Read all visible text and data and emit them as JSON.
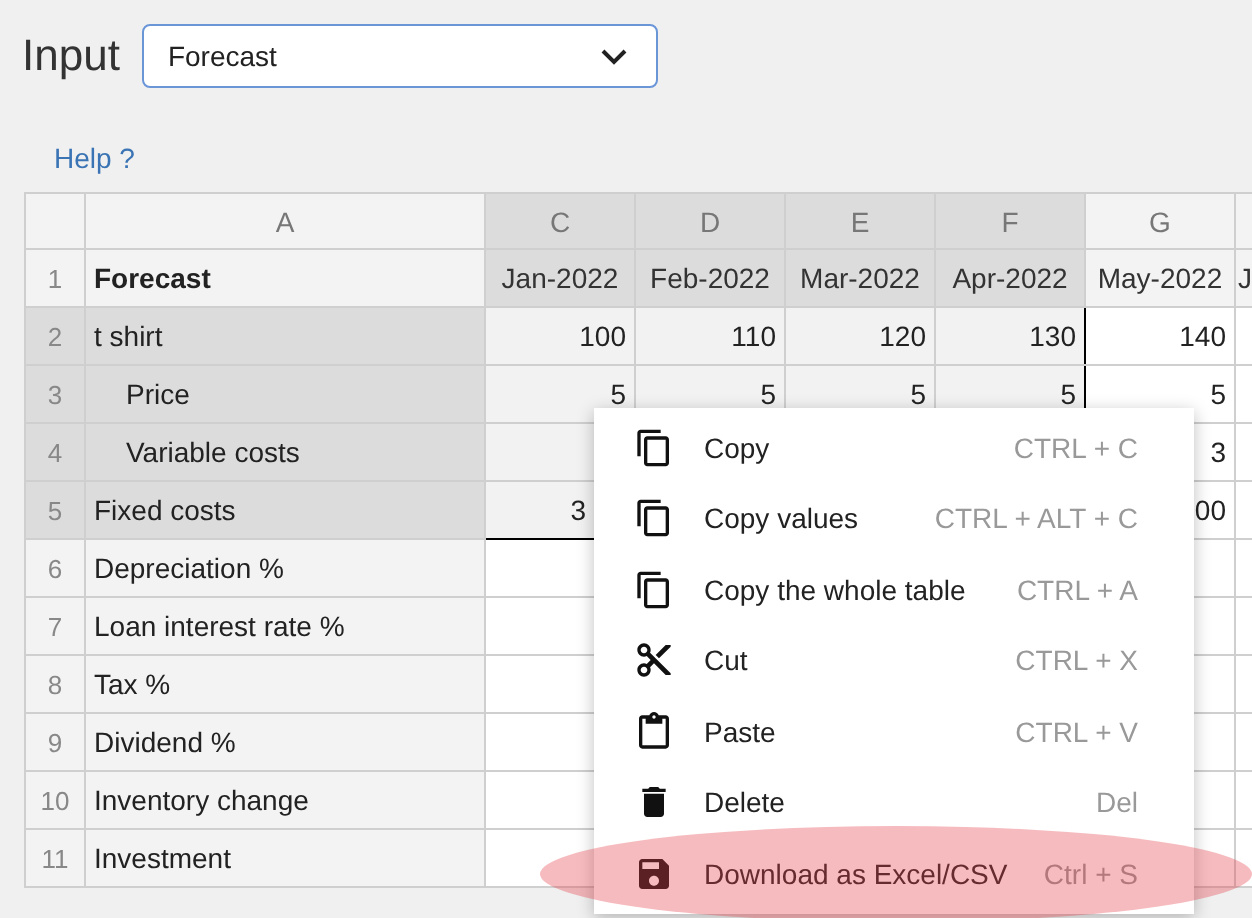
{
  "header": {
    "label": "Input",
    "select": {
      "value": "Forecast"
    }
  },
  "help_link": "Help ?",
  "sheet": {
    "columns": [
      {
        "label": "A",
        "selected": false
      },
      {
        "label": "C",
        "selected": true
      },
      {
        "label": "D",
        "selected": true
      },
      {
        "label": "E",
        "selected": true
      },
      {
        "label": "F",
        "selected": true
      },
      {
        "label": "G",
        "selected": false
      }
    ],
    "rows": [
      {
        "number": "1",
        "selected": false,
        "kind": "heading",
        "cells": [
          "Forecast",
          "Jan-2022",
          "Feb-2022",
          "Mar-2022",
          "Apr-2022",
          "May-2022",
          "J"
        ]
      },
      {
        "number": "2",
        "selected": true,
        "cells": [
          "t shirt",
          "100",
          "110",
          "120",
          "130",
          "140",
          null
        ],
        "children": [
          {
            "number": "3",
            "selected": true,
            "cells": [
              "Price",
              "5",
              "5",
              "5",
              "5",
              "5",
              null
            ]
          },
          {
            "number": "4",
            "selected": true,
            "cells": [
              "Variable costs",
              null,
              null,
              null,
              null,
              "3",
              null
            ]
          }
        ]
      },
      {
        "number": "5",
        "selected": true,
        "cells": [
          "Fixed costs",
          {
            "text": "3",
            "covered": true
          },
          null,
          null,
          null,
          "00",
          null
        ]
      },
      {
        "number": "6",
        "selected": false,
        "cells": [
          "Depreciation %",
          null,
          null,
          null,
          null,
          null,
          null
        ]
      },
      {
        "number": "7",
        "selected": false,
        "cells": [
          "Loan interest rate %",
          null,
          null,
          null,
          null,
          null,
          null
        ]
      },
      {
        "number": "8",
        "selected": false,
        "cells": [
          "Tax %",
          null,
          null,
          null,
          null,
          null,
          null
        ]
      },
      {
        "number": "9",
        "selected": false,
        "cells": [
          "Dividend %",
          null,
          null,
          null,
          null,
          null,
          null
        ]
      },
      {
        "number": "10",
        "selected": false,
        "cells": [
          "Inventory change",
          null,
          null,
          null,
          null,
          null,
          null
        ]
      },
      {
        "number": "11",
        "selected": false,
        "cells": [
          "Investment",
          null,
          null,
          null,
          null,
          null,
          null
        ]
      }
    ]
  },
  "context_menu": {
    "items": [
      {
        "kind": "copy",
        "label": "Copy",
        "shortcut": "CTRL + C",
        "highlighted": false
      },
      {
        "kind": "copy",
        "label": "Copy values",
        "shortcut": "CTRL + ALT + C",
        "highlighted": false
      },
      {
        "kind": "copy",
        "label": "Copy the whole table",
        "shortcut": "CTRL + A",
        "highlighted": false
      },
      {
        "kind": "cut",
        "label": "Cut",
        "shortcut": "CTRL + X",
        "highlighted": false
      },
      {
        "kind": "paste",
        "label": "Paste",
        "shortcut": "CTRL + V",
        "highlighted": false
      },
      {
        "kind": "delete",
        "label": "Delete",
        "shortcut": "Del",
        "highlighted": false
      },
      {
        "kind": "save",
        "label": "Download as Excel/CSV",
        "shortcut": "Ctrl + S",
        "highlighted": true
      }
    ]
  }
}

→ Your task
Extract all the entries word for word; omit any pictures.

→ The solution
Read all visible text and data and emit them as JSON.
{
  "header": {
    "label": "Input",
    "select": {
      "value": "Forecast"
    }
  },
  "help_link": "Help ?",
  "sheet": {
    "columns": [
      {
        "label": "A",
        "selected": false
      },
      {
        "label": "C",
        "selected": true
      },
      {
        "label": "D",
        "selected": true
      },
      {
        "label": "E",
        "selected": true
      },
      {
        "label": "F",
        "selected": true
      },
      {
        "label": "G",
        "selected": false
      }
    ],
    "rows": [
      {
        "number": "1",
        "selected": false,
        "kind": "heading",
        "cells": [
          "Forecast",
          "Jan-2022",
          "Feb-2022",
          "Mar-2022",
          "Apr-2022",
          "May-2022",
          "J"
        ]
      },
      {
        "number": "2",
        "selected": true,
        "cells": [
          "t shirt",
          "100",
          "110",
          "120",
          "130",
          "140",
          null
        ],
        "children": [
          {
            "number": "3",
            "selected": true,
            "cells": [
              "Price",
              "5",
              "5",
              "5",
              "5",
              "5",
              null
            ]
          },
          {
            "number": "4",
            "selected": true,
            "cells": [
              "Variable costs",
              null,
              null,
              null,
              null,
              "3",
              null
            ]
          }
        ]
      },
      {
        "number": "5",
        "selected": true,
        "cells": [
          "Fixed costs",
          {
            "text": "3",
            "covered": true
          },
          null,
          null,
          null,
          "00",
          null
        ]
      },
      {
        "number": "6",
        "selected": false,
        "cells": [
          "Depreciation %",
          null,
          null,
          null,
          null,
          null,
          null
        ]
      },
      {
        "number": "7",
        "selected": false,
        "cells": [
          "Loan interest rate %",
          null,
          null,
          null,
          null,
          null,
          null
        ]
      },
      {
        "number": "8",
        "selected": false,
        "cells": [
          "Tax %",
          null,
          null,
          null,
          null,
          null,
          null
        ]
      },
      {
        "number": "9",
        "selected": false,
        "cells": [
          "Dividend %",
          null,
          null,
          null,
          null,
          null,
          null
        ]
      },
      {
        "number": "10",
        "selected": false,
        "cells": [
          "Inventory change",
          null,
          null,
          null,
          null,
          null,
          null
        ]
      },
      {
        "number": "11",
        "selected": false,
        "cells": [
          "Investment",
          null,
          null,
          null,
          null,
          null,
          null
        ]
      }
    ]
  },
  "context_menu": {
    "items": [
      {
        "kind": "copy",
        "label": "Copy",
        "shortcut": "CTRL + C",
        "highlighted": false
      },
      {
        "kind": "copy",
        "label": "Copy values",
        "shortcut": "CTRL + ALT + C",
        "highlighted": false
      },
      {
        "kind": "copy",
        "label": "Copy the whole table",
        "shortcut": "CTRL + A",
        "highlighted": false
      },
      {
        "kind": "cut",
        "label": "Cut",
        "shortcut": "CTRL + X",
        "highlighted": false
      },
      {
        "kind": "paste",
        "label": "Paste",
        "shortcut": "CTRL + V",
        "highlighted": false
      },
      {
        "kind": "delete",
        "label": "Delete",
        "shortcut": "Del",
        "highlighted": false
      },
      {
        "kind": "save",
        "label": "Download as Excel/CSV",
        "shortcut": "Ctrl + S",
        "highlighted": true
      }
    ]
  }
}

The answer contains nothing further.